(Data tied to figure images)
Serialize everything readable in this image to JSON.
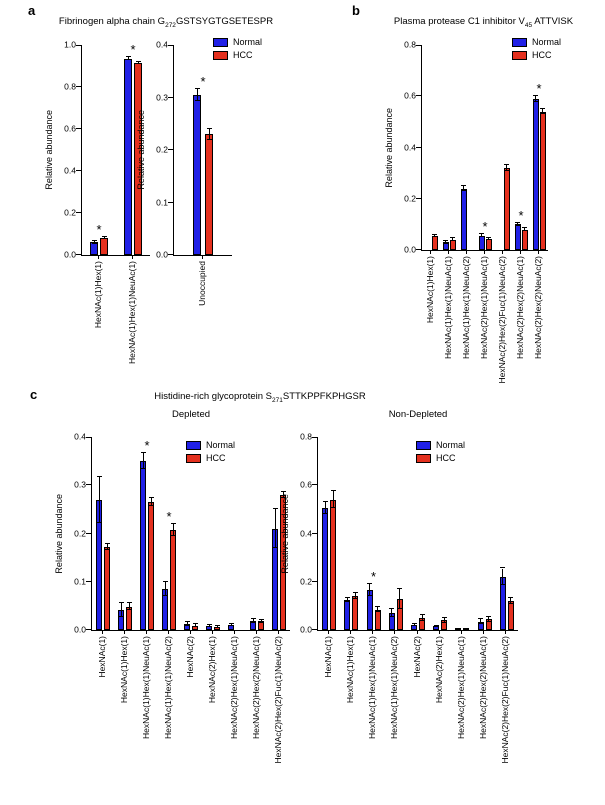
{
  "figure": {
    "ylabel": "Relative abundance",
    "sig_marker": "*",
    "legend": {
      "normal": "Normal",
      "hcc": "HCC"
    },
    "colors": {
      "normal": "#2020e6",
      "hcc": "#e4301e",
      "axis": "#000000"
    }
  },
  "panels": {
    "a": {
      "label": "a",
      "title": {
        "pre": "Fibrinogen alpha chain G",
        "sub": "272",
        "post": "GSTSYGTGSETESPR"
      }
    },
    "b": {
      "label": "b",
      "title": {
        "pre": "Plasma protease C1 inhibitor V",
        "sub": "45",
        "post": " ATTVISK"
      }
    },
    "c": {
      "label": "c",
      "title": {
        "pre": "Histidine-rich glycoprotein S",
        "sub": "271",
        "post": "STTKPPFKPHGSR"
      },
      "subtitles": [
        "Depleted",
        "Non-Depleted"
      ]
    }
  },
  "chart_data": [
    {
      "id": "a-left",
      "type": "bar",
      "panel": "a",
      "ylabel": "Relative abundance",
      "ylim": [
        0,
        1.0
      ],
      "yticks": [
        "0.0",
        "0.2",
        "0.4",
        "0.6",
        "0.8",
        "1.0"
      ],
      "grid": false,
      "categories": [
        "HexNAc(1)Hex(1)",
        "HexNAc(1)Hex(1)NeuAc(1)"
      ],
      "series": [
        {
          "name": "Normal",
          "color": "normal",
          "values": [
            0.06,
            0.935
          ],
          "errors": [
            0.006,
            0.008
          ]
        },
        {
          "name": "HCC",
          "color": "hcc",
          "values": [
            0.08,
            0.915
          ],
          "errors": [
            0.005,
            0.006
          ]
        }
      ],
      "significant": [
        true,
        true
      ]
    },
    {
      "id": "a-right",
      "type": "bar",
      "panel": "a",
      "ylabel": "Relative abundance",
      "ylim": [
        0,
        0.4
      ],
      "yticks": [
        "0.0",
        "0.1",
        "0.2",
        "0.3",
        "0.4"
      ],
      "grid": false,
      "categories": [
        "Unoccupied"
      ],
      "series": [
        {
          "name": "Normal",
          "color": "normal",
          "values": [
            0.305
          ],
          "errors": [
            0.012
          ]
        },
        {
          "name": "HCC",
          "color": "hcc",
          "values": [
            0.23
          ],
          "errors": [
            0.01
          ]
        }
      ],
      "significant": [
        true
      ]
    },
    {
      "id": "b",
      "type": "bar",
      "panel": "b",
      "ylabel": "Relative abundance",
      "ylim": [
        0,
        0.8
      ],
      "yticks": [
        "0.0",
        "0.2",
        "0.4",
        "0.6",
        "0.8"
      ],
      "grid": false,
      "categories": [
        "HexNAc(1)Hex(1)",
        "HexNAc(1)Hex(1)NeuAc(1)",
        "HexNAc(1)Hex(1)NeuAc(2)",
        "HexNAc(2)Hex(1)NeuAc(1)",
        "HexNAc(2)Hex(2)Fuc(1)NeuAc(2)",
        "HexNAc(2)Hex(2)NeuAc(1)",
        "HexNAc(2)Hex(2)NeuAc(2)"
      ],
      "series": [
        {
          "name": "Normal",
          "color": "normal",
          "values": [
            0,
            0.03,
            0.24,
            0.055,
            0,
            0.1,
            0.59
          ],
          "errors": [
            0,
            0.005,
            0.01,
            0.006,
            0,
            0.007,
            0.012
          ]
        },
        {
          "name": "HCC",
          "color": "hcc",
          "values": [
            0.055,
            0.04,
            0,
            0.042,
            0.32,
            0.08,
            0.54
          ],
          "errors": [
            0.004,
            0.005,
            0,
            0.004,
            0.012,
            0.006,
            0.01
          ]
        }
      ],
      "significant": [
        false,
        false,
        false,
        true,
        false,
        true,
        true
      ]
    },
    {
      "id": "c-depleted",
      "type": "bar",
      "panel": "c",
      "subtitle": "Depleted",
      "ylabel": "Relative abundance",
      "ylim": [
        0,
        0.4
      ],
      "yticks": [
        "0.0",
        "0.1",
        "0.2",
        "0.3",
        "0.4"
      ],
      "grid": false,
      "categories": [
        "HexNAc(1)",
        "HexNAc(1)Hex(1)",
        "HexNAc(1)Hex(1)NeuAc(1)",
        "HexNAc(1)Hex(1)NeuAc(2)",
        "HexNAc(2)",
        "HexNAc(2)Hex(1)",
        "HexNAc(2)Hex(1)NeuAc(1)",
        "HexNAc(2)Hex(2)NeuAc(1)",
        "HexNAc(2)Hex(2)Fuc(1)NeuAc(2)"
      ],
      "series": [
        {
          "name": "Normal",
          "color": "normal",
          "values": [
            0.27,
            0.042,
            0.35,
            0.085,
            0.013,
            0.008,
            0.011,
            0.018,
            0.21
          ],
          "errors": [
            0.048,
            0.015,
            0.016,
            0.015,
            0.004,
            0.002,
            0.002,
            0.004,
            0.04
          ]
        },
        {
          "name": "HCC",
          "color": "hcc",
          "values": [
            0.172,
            0.048,
            0.265,
            0.207,
            0.009,
            0.007,
            0,
            0.018,
            0.28
          ],
          "errors": [
            0.007,
            0.007,
            0.008,
            0.012,
            0.003,
            0.002,
            0,
            0.003,
            0.006
          ]
        }
      ],
      "significant": [
        false,
        false,
        true,
        true,
        false,
        false,
        false,
        false,
        false
      ]
    },
    {
      "id": "c-nondepleted",
      "type": "bar",
      "panel": "c",
      "subtitle": "Non-Depleted",
      "ylabel": "Relative abundance",
      "ylim": [
        0,
        0.8
      ],
      "yticks": [
        "0.0",
        "0.2",
        "0.4",
        "0.6",
        "0.8"
      ],
      "grid": false,
      "categories": [
        "HexNAc(1)",
        "HexNAc(1)Hex(1)",
        "HexNAc(1)Hex(1)NeuAc(1)",
        "HexNAc(1)Hex(1)NeuAc(2)",
        "HexNAc(2)",
        "HexNAc(2)Hex(1)",
        "HexNAc(2)Hex(1)NeuAc(1)",
        "HexNAc(2)Hex(2)NeuAc(1)",
        "HexNAc(2)Hex(2)Fuc(1)NeuAc(2)"
      ],
      "series": [
        {
          "name": "Normal",
          "color": "normal",
          "values": [
            0.505,
            0.125,
            0.165,
            0.07,
            0.02,
            0.015,
            0.004,
            0.035,
            0.22
          ],
          "errors": [
            0.025,
            0.008,
            0.025,
            0.018,
            0.005,
            0.003,
            0,
            0.012,
            0.035
          ]
        },
        {
          "name": "HCC",
          "color": "hcc",
          "values": [
            0.54,
            0.14,
            0.085,
            0.13,
            0.05,
            0.04,
            0.004,
            0.045,
            0.12
          ],
          "errors": [
            0.035,
            0.013,
            0.01,
            0.042,
            0.013,
            0.01,
            0,
            0.01,
            0.012
          ]
        }
      ],
      "significant": [
        false,
        false,
        true,
        false,
        false,
        false,
        false,
        false,
        false
      ]
    }
  ]
}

#### [Assignment]
Quote each entry above verbatim and drop the pictures.

#### [Your response]
Serialize everything readable in this image to JSON.
{
  "figure": {
    "ylabel": "Relative abundance",
    "sig_marker": "*",
    "legend": {
      "normal": "Normal",
      "hcc": "HCC"
    },
    "colors": {
      "normal": "#2020e6",
      "hcc": "#e4301e",
      "axis": "#000000"
    }
  },
  "panels": {
    "a": {
      "label": "a",
      "title": {
        "pre": "Fibrinogen alpha chain G",
        "sub": "272",
        "post": "GSTSYGTGSETESPR"
      }
    },
    "b": {
      "label": "b",
      "title": {
        "pre": "Plasma protease C1 inhibitor V",
        "sub": "45",
        "post": " ATTVISK"
      }
    },
    "c": {
      "label": "c",
      "title": {
        "pre": "Histidine-rich glycoprotein S",
        "sub": "271",
        "post": "STTKPPFKPHGSR"
      },
      "subtitles": [
        "Depleted",
        "Non-Depleted"
      ]
    }
  },
  "chart_data": [
    {
      "id": "a-left",
      "type": "bar",
      "panel": "a",
      "ylabel": "Relative abundance",
      "ylim": [
        0,
        1.0
      ],
      "yticks": [
        "0.0",
        "0.2",
        "0.4",
        "0.6",
        "0.8",
        "1.0"
      ],
      "grid": false,
      "categories": [
        "HexNAc(1)Hex(1)",
        "HexNAc(1)Hex(1)NeuAc(1)"
      ],
      "series": [
        {
          "name": "Normal",
          "color": "normal",
          "values": [
            0.06,
            0.935
          ],
          "errors": [
            0.006,
            0.008
          ]
        },
        {
          "name": "HCC",
          "color": "hcc",
          "values": [
            0.08,
            0.915
          ],
          "errors": [
            0.005,
            0.006
          ]
        }
      ],
      "significant": [
        true,
        true
      ]
    },
    {
      "id": "a-right",
      "type": "bar",
      "panel": "a",
      "ylabel": "Relative abundance",
      "ylim": [
        0,
        0.4
      ],
      "yticks": [
        "0.0",
        "0.1",
        "0.2",
        "0.3",
        "0.4"
      ],
      "grid": false,
      "categories": [
        "Unoccupied"
      ],
      "series": [
        {
          "name": "Normal",
          "color": "normal",
          "values": [
            0.305
          ],
          "errors": [
            0.012
          ]
        },
        {
          "name": "HCC",
          "color": "hcc",
          "values": [
            0.23
          ],
          "errors": [
            0.01
          ]
        }
      ],
      "significant": [
        true
      ]
    },
    {
      "id": "b",
      "type": "bar",
      "panel": "b",
      "ylabel": "Relative abundance",
      "ylim": [
        0,
        0.8
      ],
      "yticks": [
        "0.0",
        "0.2",
        "0.4",
        "0.6",
        "0.8"
      ],
      "grid": false,
      "categories": [
        "HexNAc(1)Hex(1)",
        "HexNAc(1)Hex(1)NeuAc(1)",
        "HexNAc(1)Hex(1)NeuAc(2)",
        "HexNAc(2)Hex(1)NeuAc(1)",
        "HexNAc(2)Hex(2)Fuc(1)NeuAc(2)",
        "HexNAc(2)Hex(2)NeuAc(1)",
        "HexNAc(2)Hex(2)NeuAc(2)"
      ],
      "series": [
        {
          "name": "Normal",
          "color": "normal",
          "values": [
            0,
            0.03,
            0.24,
            0.055,
            0,
            0.1,
            0.59
          ],
          "errors": [
            0,
            0.005,
            0.01,
            0.006,
            0,
            0.007,
            0.012
          ]
        },
        {
          "name": "HCC",
          "color": "hcc",
          "values": [
            0.055,
            0.04,
            0,
            0.042,
            0.32,
            0.08,
            0.54
          ],
          "errors": [
            0.004,
            0.005,
            0,
            0.004,
            0.012,
            0.006,
            0.01
          ]
        }
      ],
      "significant": [
        false,
        false,
        false,
        true,
        false,
        true,
        true
      ]
    },
    {
      "id": "c-depleted",
      "type": "bar",
      "panel": "c",
      "subtitle": "Depleted",
      "ylabel": "Relative abundance",
      "ylim": [
        0,
        0.4
      ],
      "yticks": [
        "0.0",
        "0.1",
        "0.2",
        "0.3",
        "0.4"
      ],
      "grid": false,
      "categories": [
        "HexNAc(1)",
        "HexNAc(1)Hex(1)",
        "HexNAc(1)Hex(1)NeuAc(1)",
        "HexNAc(1)Hex(1)NeuAc(2)",
        "HexNAc(2)",
        "HexNAc(2)Hex(1)",
        "HexNAc(2)Hex(1)NeuAc(1)",
        "HexNAc(2)Hex(2)NeuAc(1)",
        "HexNAc(2)Hex(2)Fuc(1)NeuAc(2)"
      ],
      "series": [
        {
          "name": "Normal",
          "color": "normal",
          "values": [
            0.27,
            0.042,
            0.35,
            0.085,
            0.013,
            0.008,
            0.011,
            0.018,
            0.21
          ],
          "errors": [
            0.048,
            0.015,
            0.016,
            0.015,
            0.004,
            0.002,
            0.002,
            0.004,
            0.04
          ]
        },
        {
          "name": "HCC",
          "color": "hcc",
          "values": [
            0.172,
            0.048,
            0.265,
            0.207,
            0.009,
            0.007,
            0,
            0.018,
            0.28
          ],
          "errors": [
            0.007,
            0.007,
            0.008,
            0.012,
            0.003,
            0.002,
            0,
            0.003,
            0.006
          ]
        }
      ],
      "significant": [
        false,
        false,
        true,
        true,
        false,
        false,
        false,
        false,
        false
      ]
    },
    {
      "id": "c-nondepleted",
      "type": "bar",
      "panel": "c",
      "subtitle": "Non-Depleted",
      "ylabel": "Relative abundance",
      "ylim": [
        0,
        0.8
      ],
      "yticks": [
        "0.0",
        "0.2",
        "0.4",
        "0.6",
        "0.8"
      ],
      "grid": false,
      "categories": [
        "HexNAc(1)",
        "HexNAc(1)Hex(1)",
        "HexNAc(1)Hex(1)NeuAc(1)",
        "HexNAc(1)Hex(1)NeuAc(2)",
        "HexNAc(2)",
        "HexNAc(2)Hex(1)",
        "HexNAc(2)Hex(1)NeuAc(1)",
        "HexNAc(2)Hex(2)NeuAc(1)",
        "HexNAc(2)Hex(2)Fuc(1)NeuAc(2)"
      ],
      "series": [
        {
          "name": "Normal",
          "color": "normal",
          "values": [
            0.505,
            0.125,
            0.165,
            0.07,
            0.02,
            0.015,
            0.004,
            0.035,
            0.22
          ],
          "errors": [
            0.025,
            0.008,
            0.025,
            0.018,
            0.005,
            0.003,
            0,
            0.012,
            0.035
          ]
        },
        {
          "name": "HCC",
          "color": "hcc",
          "values": [
            0.54,
            0.14,
            0.085,
            0.13,
            0.05,
            0.04,
            0.004,
            0.045,
            0.12
          ],
          "errors": [
            0.035,
            0.013,
            0.01,
            0.042,
            0.013,
            0.01,
            0,
            0.01,
            0.012
          ]
        }
      ],
      "significant": [
        false,
        false,
        true,
        false,
        false,
        false,
        false,
        false,
        false
      ]
    }
  ]
}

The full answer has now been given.